What is needed ▸
Set down the records once more, please, exactly and with the pictures left out.

— BEGIN Data shown —

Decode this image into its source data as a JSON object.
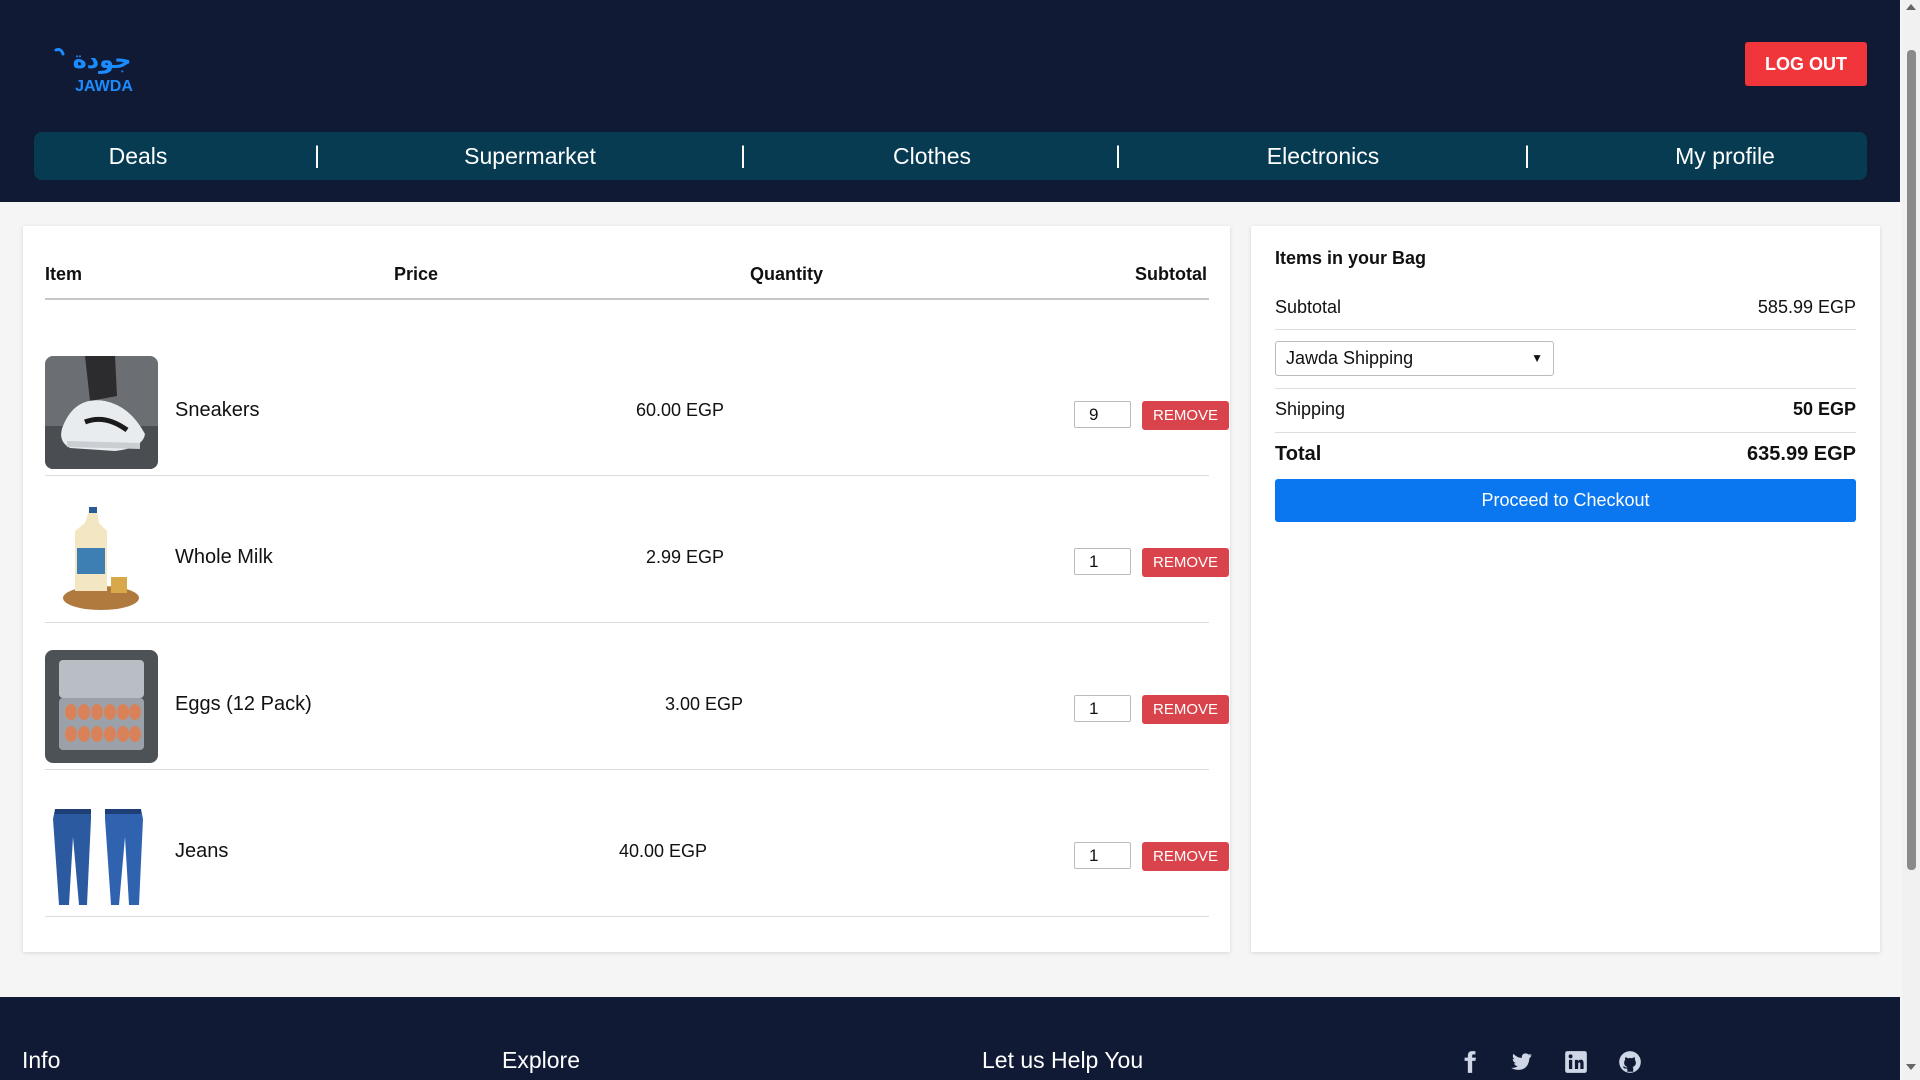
{
  "header": {
    "logo_arabic": "جودة",
    "logo_text": "JAWDA",
    "logout_label": "LOG OUT"
  },
  "nav": {
    "items": [
      "Deals",
      "Supermarket",
      "Clothes",
      "Electronics",
      "My profile"
    ],
    "separator": "|"
  },
  "cart": {
    "columns": [
      "Item",
      "Price",
      "Quantity",
      "Subtotal"
    ],
    "remove_label": "REMOVE",
    "items": [
      {
        "name": "Sneakers",
        "price": "60.00 EGP",
        "quantity": "9",
        "image": "sneakers-photo"
      },
      {
        "name": "Whole Milk",
        "price": "2.99 EGP",
        "quantity": "1",
        "image": "milk-bottle-photo"
      },
      {
        "name": "Eggs (12 Pack)",
        "price": "3.00 EGP",
        "quantity": "1",
        "image": "egg-carton-photo"
      },
      {
        "name": "Jeans",
        "price": "40.00 EGP",
        "quantity": "1",
        "image": "jeans-photo"
      }
    ]
  },
  "summary": {
    "title": "Items in your Bag",
    "subtotal_label": "Subtotal",
    "subtotal_value": "585.99 EGP",
    "shipping_option": "Jawda Shipping",
    "shipping_label": "Shipping",
    "shipping_value": "50 EGP",
    "total_label": "Total",
    "total_value": "635.99 EGP",
    "checkout_label": "Proceed to Checkout"
  },
  "footer": {
    "headings": [
      "Info",
      "Explore",
      "Let us Help You"
    ],
    "social_icons": [
      "facebook-icon",
      "twitter-icon",
      "linkedin-icon",
      "github-icon"
    ]
  },
  "colors": {
    "header_bg": "#111a35",
    "nav_bg": "#063b52",
    "logout_red": "#f0353b",
    "remove_red": "#d9434b",
    "checkout_blue": "#0a76f0",
    "logo_blue": "#1a8cff"
  }
}
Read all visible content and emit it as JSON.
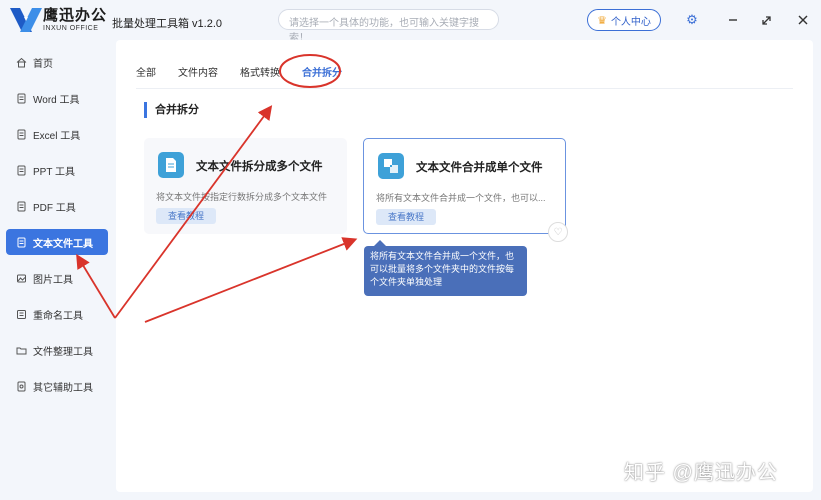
{
  "titlebar": {
    "brand_cn": "鹰迅办公",
    "brand_en": "INXUN OFFICE",
    "app_title": "批量处理工具箱 v1.2.0",
    "search_placeholder": "请选择一个具体的功能，也可输入关键字搜索！",
    "user_center": "个人中心"
  },
  "sidebar": {
    "items": [
      {
        "label": "首页",
        "icon": "home-icon"
      },
      {
        "label": "Word 工具",
        "icon": "word-icon"
      },
      {
        "label": "Excel 工具",
        "icon": "excel-icon"
      },
      {
        "label": "PPT 工具",
        "icon": "ppt-icon"
      },
      {
        "label": "PDF 工具",
        "icon": "pdf-icon"
      },
      {
        "label": "文本文件工具",
        "icon": "text-file-icon",
        "active": true
      },
      {
        "label": "图片工具",
        "icon": "image-icon"
      },
      {
        "label": "重命名工具",
        "icon": "rename-icon"
      },
      {
        "label": "文件整理工具",
        "icon": "folder-icon"
      },
      {
        "label": "其它辅助工具",
        "icon": "tools-icon"
      }
    ]
  },
  "main": {
    "tabs": [
      {
        "label": "全部"
      },
      {
        "label": "文件内容"
      },
      {
        "label": "格式转换"
      },
      {
        "label": "合并拆分",
        "active": true
      }
    ],
    "section_title": "合并拆分",
    "cards": [
      {
        "title": "文本文件拆分成多个文件",
        "desc": "将文本文件按指定行数拆分成多个文本文件",
        "button": "查看教程"
      },
      {
        "title": "文本文件合并成单个文件",
        "desc": "将所有文本文件合并成一个文件，也可以...",
        "button": "查看教程"
      }
    ],
    "tooltip": {
      "line1": "将所有文本文件合并成一个文件，也",
      "line2": "可以批量将多个文件夹中的文件按每",
      "line3": "个文件夹单独处理"
    }
  },
  "watermark": "知乎 @鹰迅办公",
  "colors": {
    "accent": "#3b75e0",
    "annotation": "#d9342b",
    "tooltip": "#4a6fb9"
  }
}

— END Data shown —

Reply ▸
Decode this image into its source data as a JSON object.
{
  "header": {
    "logo_arabic": "جودة",
    "logo_text": "JAWDA",
    "logout_label": "LOG OUT"
  },
  "nav": {
    "items": [
      "Deals",
      "Supermarket",
      "Clothes",
      "Electronics",
      "My profile"
    ],
    "separator": "|"
  },
  "cart": {
    "columns": [
      "Item",
      "Price",
      "Quantity",
      "Subtotal"
    ],
    "remove_label": "REMOVE",
    "items": [
      {
        "name": "Sneakers",
        "price": "60.00 EGP",
        "quantity": "9",
        "image": "sneakers-photo"
      },
      {
        "name": "Whole Milk",
        "price": "2.99 EGP",
        "quantity": "1",
        "image": "milk-bottle-photo"
      },
      {
        "name": "Eggs (12 Pack)",
        "price": "3.00 EGP",
        "quantity": "1",
        "image": "egg-carton-photo"
      },
      {
        "name": "Jeans",
        "price": "40.00 EGP",
        "quantity": "1",
        "image": "jeans-photo"
      }
    ]
  },
  "summary": {
    "title": "Items in your Bag",
    "subtotal_label": "Subtotal",
    "subtotal_value": "585.99 EGP",
    "shipping_option": "Jawda Shipping",
    "shipping_label": "Shipping",
    "shipping_value": "50 EGP",
    "total_label": "Total",
    "total_value": "635.99 EGP",
    "checkout_label": "Proceed to Checkout"
  },
  "footer": {
    "headings": [
      "Info",
      "Explore",
      "Let us Help You"
    ],
    "social_icons": [
      "facebook-icon",
      "twitter-icon",
      "linkedin-icon",
      "github-icon"
    ]
  },
  "colors": {
    "header_bg": "#111a35",
    "nav_bg": "#063b52",
    "logout_red": "#f0353b",
    "remove_red": "#d9434b",
    "checkout_blue": "#0a76f0",
    "logo_blue": "#1a8cff"
  }
}
Read all visible content and emit it as JSON.
{
  "titlebar": {
    "brand_cn": "鹰迅办公",
    "brand_en": "INXUN OFFICE",
    "app_title": "批量处理工具箱 v1.2.0",
    "search_placeholder": "请选择一个具体的功能，也可输入关键字搜索！",
    "user_center": "个人中心"
  },
  "sidebar": {
    "items": [
      {
        "label": "首页",
        "icon": "home-icon"
      },
      {
        "label": "Word 工具",
        "icon": "word-icon"
      },
      {
        "label": "Excel 工具",
        "icon": "excel-icon"
      },
      {
        "label": "PPT 工具",
        "icon": "ppt-icon"
      },
      {
        "label": "PDF 工具",
        "icon": "pdf-icon"
      },
      {
        "label": "文本文件工具",
        "icon": "text-file-icon",
        "active": true
      },
      {
        "label": "图片工具",
        "icon": "image-icon"
      },
      {
        "label": "重命名工具",
        "icon": "rename-icon"
      },
      {
        "label": "文件整理工具",
        "icon": "folder-icon"
      },
      {
        "label": "其它辅助工具",
        "icon": "tools-icon"
      }
    ]
  },
  "main": {
    "tabs": [
      {
        "label": "全部"
      },
      {
        "label": "文件内容"
      },
      {
        "label": "格式转换"
      },
      {
        "label": "合并拆分",
        "active": true
      }
    ],
    "section_title": "合并拆分",
    "cards": [
      {
        "title": "文本文件拆分成多个文件",
        "desc": "将文本文件按指定行数拆分成多个文本文件",
        "button": "查看教程"
      },
      {
        "title": "文本文件合并成单个文件",
        "desc": "将所有文本文件合并成一个文件，也可以...",
        "button": "查看教程"
      }
    ],
    "tooltip": {
      "line1": "将所有文本文件合并成一个文件，也",
      "line2": "可以批量将多个文件夹中的文件按每",
      "line3": "个文件夹单独处理"
    }
  },
  "watermark": "知乎 @鹰迅办公",
  "colors": {
    "accent": "#3b75e0",
    "annotation": "#d9342b",
    "tooltip": "#4a6fb9"
  }
}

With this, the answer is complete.